> Text block:
Friday, October 12, 2007

Scholasticism in Chaucer

To Colcos comen is this duc Jasoun,
That is of love devourer and dragoun.
As mater apetiteth form alwey
And from forme into forme it passen may,
Or as a welle that were botomles,
Right so can false Jason have no pes.
For to desyren thourgh his apetit
To don with gentil women his delyt,
This is his lust and his felicite.

--Chaucer, The Legend of Good Women, "The Legend of Medea"

Normally any post of mine having to do with poetry would go up on Monadology.net, but in this case, the exerpt can only be understood if you're the sort of person who might like the Smithy. Also it seemed to chime nicely with Faber's latest post.

Jason's vice runs so deep that he desires to use women just as matter desires form. For St Thomas, then, it is Jason's womanising that gives him his very entity, and he has no esse of his own unless he his either pursuing or dumping some poor girl. For Bl John Duns, on the other hand, Jason could exist without philandering, but only by a special act of Divine Omnipotence.

> Excerpted data:
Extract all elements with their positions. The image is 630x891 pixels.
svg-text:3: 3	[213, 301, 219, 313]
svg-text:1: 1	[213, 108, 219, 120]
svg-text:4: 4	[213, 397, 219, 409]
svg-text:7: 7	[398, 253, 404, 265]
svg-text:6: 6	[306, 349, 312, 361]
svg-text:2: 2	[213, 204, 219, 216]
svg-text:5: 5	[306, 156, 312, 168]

> Goals:
**1)** Switch "womanising" to "skirt-chasing" in the Chaucer post, and write out the passage from "Jason's vice runs" to "of Divine Omnipotence." with that change.
**2)** Pick up the blog post on scholasticism in Chaucer after its last sentence and carry it forward.

> Answers by task:
**1)**
Jason's vice runs so deep that he desires to use women just as matter desires form. For St Thomas, then, it is Jason's skirt-chasing that gives him his very entity, and he has no esse of his own unless he his either pursuing or dumping some poor girl. For Bl John Duns, on the other hand, Jason could exist without philandering, but only by a special act of Divine Omnipotence.

**2)**
If you think this is a good joke, you are a huge nerd.

Natural vs. Free Will

This will knock Michael, and my Cambridge Phantasist posts down a bit, but this has been floating around for a while, so here it is. This is more form Ord. III, about Christ's will. But it brings up the larger context of the inner workings of the will and intellect, and, I think, answers some of the ambiguities that might remain from Scotus's discussion of the two affections of the will (for justice and the advantageous) back in Ord. II d. 6 (which I posted on earlier). Here he distinguishes the natural will into three senses: 1. a general sense of inclination to a powers' perfection, 2. natural vs. supernatural will, 3. inclination/affection ad commodum. In the first section there is a rather arcane discussion of gravity that I left in, though it probably makes more sense in latin.

Ordinatio III d. 17 q. unica n. 9, 12-15, 18:

Sed estne voluntas creata tantum una in Christo?
Dico quod voluntas potest accipi sub propria ratione, - vel sub generali ratione et nomine, scilicet pro appetitu. Si generaliter accipiatur, sic ad minus in Christo fuerunt tres appetitus, scilicet intellectualis increatus, et rationalis creatus, et irrationalis creatus (scilicet sensitivus); sed proprie voluntas addit supra appetitum, quia ‘est appetitus cum ratione liber’. Et sic, stricte loquendo, tantum fuerunt in Christo duae voluntates.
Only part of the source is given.